# [AIM]
The records that follow are to be repeated without alteration.

# [ENTRIES PROVIDED]
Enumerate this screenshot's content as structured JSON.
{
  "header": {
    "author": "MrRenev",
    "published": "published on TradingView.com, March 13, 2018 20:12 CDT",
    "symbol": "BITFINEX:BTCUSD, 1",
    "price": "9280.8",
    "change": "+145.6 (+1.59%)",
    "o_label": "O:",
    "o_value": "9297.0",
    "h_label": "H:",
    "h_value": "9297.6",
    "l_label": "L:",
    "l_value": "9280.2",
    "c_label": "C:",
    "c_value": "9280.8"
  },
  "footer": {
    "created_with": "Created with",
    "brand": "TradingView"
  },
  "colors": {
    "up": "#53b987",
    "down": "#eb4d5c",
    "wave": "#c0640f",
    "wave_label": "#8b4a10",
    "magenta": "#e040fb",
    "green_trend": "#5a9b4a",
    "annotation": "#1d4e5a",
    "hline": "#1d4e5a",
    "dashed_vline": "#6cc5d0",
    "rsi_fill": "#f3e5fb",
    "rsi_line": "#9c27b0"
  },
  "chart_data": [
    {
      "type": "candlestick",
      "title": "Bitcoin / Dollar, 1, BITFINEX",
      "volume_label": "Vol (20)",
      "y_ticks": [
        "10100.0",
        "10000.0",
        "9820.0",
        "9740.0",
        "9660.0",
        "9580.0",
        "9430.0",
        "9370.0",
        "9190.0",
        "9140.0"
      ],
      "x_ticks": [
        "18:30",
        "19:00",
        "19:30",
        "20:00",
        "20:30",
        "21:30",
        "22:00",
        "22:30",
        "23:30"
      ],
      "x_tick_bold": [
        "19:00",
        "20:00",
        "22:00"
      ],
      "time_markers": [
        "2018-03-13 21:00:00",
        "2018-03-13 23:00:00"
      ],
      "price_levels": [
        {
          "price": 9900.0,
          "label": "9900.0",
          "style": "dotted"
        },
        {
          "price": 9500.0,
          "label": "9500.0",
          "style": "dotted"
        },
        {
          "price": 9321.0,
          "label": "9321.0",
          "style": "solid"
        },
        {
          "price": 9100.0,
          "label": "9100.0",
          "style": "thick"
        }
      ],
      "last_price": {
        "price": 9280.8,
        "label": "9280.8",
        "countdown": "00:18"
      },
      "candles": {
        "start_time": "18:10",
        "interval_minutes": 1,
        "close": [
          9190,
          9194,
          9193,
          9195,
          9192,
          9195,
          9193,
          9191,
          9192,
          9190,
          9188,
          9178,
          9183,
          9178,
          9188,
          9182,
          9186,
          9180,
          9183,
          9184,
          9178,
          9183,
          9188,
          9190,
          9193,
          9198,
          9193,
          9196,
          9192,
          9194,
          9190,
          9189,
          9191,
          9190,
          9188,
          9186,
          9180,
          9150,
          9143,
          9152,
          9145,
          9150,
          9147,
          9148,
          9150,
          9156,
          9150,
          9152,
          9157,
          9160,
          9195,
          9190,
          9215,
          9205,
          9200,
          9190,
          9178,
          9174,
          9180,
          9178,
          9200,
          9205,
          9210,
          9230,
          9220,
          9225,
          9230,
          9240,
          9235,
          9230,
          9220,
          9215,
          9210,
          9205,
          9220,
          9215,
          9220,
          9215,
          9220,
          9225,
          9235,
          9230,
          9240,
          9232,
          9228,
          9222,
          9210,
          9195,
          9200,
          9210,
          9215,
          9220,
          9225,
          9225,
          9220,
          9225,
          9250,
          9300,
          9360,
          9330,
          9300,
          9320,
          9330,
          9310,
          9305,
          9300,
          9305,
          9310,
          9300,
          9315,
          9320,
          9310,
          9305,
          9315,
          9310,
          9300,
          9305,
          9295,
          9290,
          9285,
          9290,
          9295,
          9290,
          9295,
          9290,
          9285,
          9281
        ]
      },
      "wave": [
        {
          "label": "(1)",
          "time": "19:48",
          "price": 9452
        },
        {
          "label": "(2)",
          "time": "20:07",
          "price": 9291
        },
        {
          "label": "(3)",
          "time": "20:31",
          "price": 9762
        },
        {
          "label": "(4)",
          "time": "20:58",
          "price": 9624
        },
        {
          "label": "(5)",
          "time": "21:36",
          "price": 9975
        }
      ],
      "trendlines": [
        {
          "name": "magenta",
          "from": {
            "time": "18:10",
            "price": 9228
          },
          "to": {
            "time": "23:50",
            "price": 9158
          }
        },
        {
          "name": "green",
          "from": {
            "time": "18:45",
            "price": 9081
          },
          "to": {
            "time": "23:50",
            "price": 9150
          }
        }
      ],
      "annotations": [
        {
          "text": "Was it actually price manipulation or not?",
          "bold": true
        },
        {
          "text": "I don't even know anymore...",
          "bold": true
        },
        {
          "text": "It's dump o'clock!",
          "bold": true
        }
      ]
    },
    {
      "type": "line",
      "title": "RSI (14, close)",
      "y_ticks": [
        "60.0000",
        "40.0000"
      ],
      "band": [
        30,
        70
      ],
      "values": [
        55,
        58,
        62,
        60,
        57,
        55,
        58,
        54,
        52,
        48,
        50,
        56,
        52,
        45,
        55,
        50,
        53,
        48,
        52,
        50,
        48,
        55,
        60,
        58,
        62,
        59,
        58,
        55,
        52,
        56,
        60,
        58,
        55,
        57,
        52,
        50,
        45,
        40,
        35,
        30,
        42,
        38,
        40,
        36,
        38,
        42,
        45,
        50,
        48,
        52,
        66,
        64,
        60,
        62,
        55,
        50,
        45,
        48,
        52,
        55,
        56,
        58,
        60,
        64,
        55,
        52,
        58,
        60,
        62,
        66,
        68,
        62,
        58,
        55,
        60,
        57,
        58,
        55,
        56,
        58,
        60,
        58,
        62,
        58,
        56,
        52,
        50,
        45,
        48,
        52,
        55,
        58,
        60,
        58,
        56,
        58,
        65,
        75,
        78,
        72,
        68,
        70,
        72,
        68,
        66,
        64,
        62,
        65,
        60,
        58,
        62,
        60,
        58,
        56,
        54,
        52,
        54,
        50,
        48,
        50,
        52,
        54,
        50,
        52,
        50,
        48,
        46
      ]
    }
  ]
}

# [THE ANSWER]
Enumerate this screenshot's content as structured JSON.
{
  "header": {
    "author": "MrRenev",
    "published": "published on TradingView.com, March 13, 2018 20:12 CDT",
    "symbol": "BITFINEX:BTCUSD, 1",
    "price": "9280.8",
    "change": "+145.6 (+1.59%)",
    "o_label": "O:",
    "o_value": "9297.0",
    "h_label": "H:",
    "h_value": "9297.6",
    "l_label": "L:",
    "l_value": "9280.2",
    "c_label": "C:",
    "c_value": "9280.8"
  },
  "footer": {
    "created_with": "Created with",
    "brand": "TradingView"
  },
  "colors": {
    "up": "#53b987",
    "down": "#eb4d5c",
    "wave": "#c0640f",
    "wave_label": "#8b4a10",
    "magenta": "#e040fb",
    "green_trend": "#5a9b4a",
    "annotation": "#1d4e5a",
    "hline": "#1d4e5a",
    "dashed_vline": "#6cc5d0",
    "rsi_fill": "#f3e5fb",
    "rsi_line": "#9c27b0"
  },
  "chart_data": [
    {
      "type": "candlestick",
      "title": "Bitcoin / Dollar, 1, BITFINEX",
      "volume_label": "Vol (20)",
      "y_ticks": [
        "10100.0",
        "10000.0",
        "9820.0",
        "9740.0",
        "9660.0",
        "9580.0",
        "9430.0",
        "9370.0",
        "9190.0",
        "9140.0"
      ],
      "x_ticks": [
        "18:30",
        "19:00",
        "19:30",
        "20:00",
        "20:30",
        "21:30",
        "22:00",
        "22:30",
        "23:30"
      ],
      "x_tick_bold": [
        "19:00",
        "20:00",
        "22:00"
      ],
      "time_markers": [
        "2018-03-13 21:00:00",
        "2018-03-13 23:00:00"
      ],
      "price_levels": [
        {
          "price": 9900.0,
          "label": "9900.0",
          "style": "dotted"
        },
        {
          "price": 9500.0,
          "label": "9500.0",
          "style": "dotted"
        },
        {
          "price": 9321.0,
          "label": "9321.0",
          "style": "solid"
        },
        {
          "price": 9100.0,
          "label": "9100.0",
          "style": "thick"
        }
      ],
      "last_price": {
        "price": 9280.8,
        "label": "9280.8",
        "countdown": "00:18"
      },
      "candles": {
        "start_time": "18:10",
        "interval_minutes": 1,
        "close": [
          9190,
          9194,
          9193,
          9195,
          9192,
          9195,
          9193,
          9191,
          9192,
          9190,
          9188,
          9178,
          9183,
          9178,
          9188,
          9182,
          9186,
          9180,
          9183,
          9184,
          9178,
          9183,
          9188,
          9190,
          9193,
          9198,
          9193,
          9196,
          9192,
          9194,
          9190,
          9189,
          9191,
          9190,
          9188,
          9186,
          9180,
          9150,
          9143,
          9152,
          9145,
          9150,
          9147,
          9148,
          9150,
          9156,
          9150,
          9152,
          9157,
          9160,
          9195,
          9190,
          9215,
          9205,
          9200,
          9190,
          9178,
          9174,
          9180,
          9178,
          9200,
          9205,
          9210,
          9230,
          9220,
          9225,
          9230,
          9240,
          9235,
          9230,
          9220,
          9215,
          9210,
          9205,
          9220,
          9215,
          9220,
          9215,
          9220,
          9225,
          9235,
          9230,
          9240,
          9232,
          9228,
          9222,
          9210,
          9195,
          9200,
          9210,
          9215,
          9220,
          9225,
          9225,
          9220,
          9225,
          9250,
          9300,
          9360,
          9330,
          9300,
          9320,
          9330,
          9310,
          9305,
          9300,
          9305,
          9310,
          9300,
          9315,
          9320,
          9310,
          9305,
          9315,
          9310,
          9300,
          9305,
          9295,
          9290,
          9285,
          9290,
          9295,
          9290,
          9295,
          9290,
          9285,
          9281
        ]
      },
      "wave": [
        {
          "label": "(1)",
          "time": "19:48",
          "price": 9452
        },
        {
          "label": "(2)",
          "time": "20:07",
          "price": 9291
        },
        {
          "label": "(3)",
          "time": "20:31",
          "price": 9762
        },
        {
          "label": "(4)",
          "time": "20:58",
          "price": 9624
        },
        {
          "label": "(5)",
          "time": "21:36",
          "price": 9975
        }
      ],
      "trendlines": [
        {
          "name": "magenta",
          "from": {
            "time": "18:10",
            "price": 9228
          },
          "to": {
            "time": "23:50",
            "price": 9158
          }
        },
        {
          "name": "green",
          "from": {
            "time": "18:45",
            "price": 9081
          },
          "to": {
            "time": "23:50",
            "price": 9150
          }
        }
      ],
      "annotations": [
        {
          "text": "Was it actually price manipulation or not?",
          "bold": true
        },
        {
          "text": "I don't even know anymore...",
          "bold": true
        },
        {
          "text": "It's dump o'clock!",
          "bold": true
        }
      ]
    },
    {
      "type": "line",
      "title": "RSI (14, close)",
      "y_ticks": [
        "60.0000",
        "40.0000"
      ],
      "band": [
        30,
        70
      ],
      "values": [
        55,
        58,
        62,
        60,
        57,
        55,
        58,
        54,
        52,
        48,
        50,
        56,
        52,
        45,
        55,
        50,
        53,
        48,
        52,
        50,
        48,
        55,
        60,
        58,
        62,
        59,
        58,
        55,
        52,
        56,
        60,
        58,
        55,
        57,
        52,
        50,
        45,
        40,
        35,
        30,
        42,
        38,
        40,
        36,
        38,
        42,
        45,
        50,
        48,
        52,
        66,
        64,
        60,
        62,
        55,
        50,
        45,
        48,
        52,
        55,
        56,
        58,
        60,
        64,
        55,
        52,
        58,
        60,
        62,
        66,
        68,
        62,
        58,
        55,
        60,
        57,
        58,
        55,
        56,
        58,
        60,
        58,
        62,
        58,
        56,
        52,
        50,
        45,
        48,
        52,
        55,
        58,
        60,
        58,
        56,
        58,
        65,
        75,
        78,
        72,
        68,
        70,
        72,
        68,
        66,
        64,
        62,
        65,
        60,
        58,
        62,
        60,
        58,
        56,
        54,
        52,
        54,
        50,
        48,
        50,
        52,
        54,
        50,
        52,
        50,
        48,
        46
      ]
    }
  ]
}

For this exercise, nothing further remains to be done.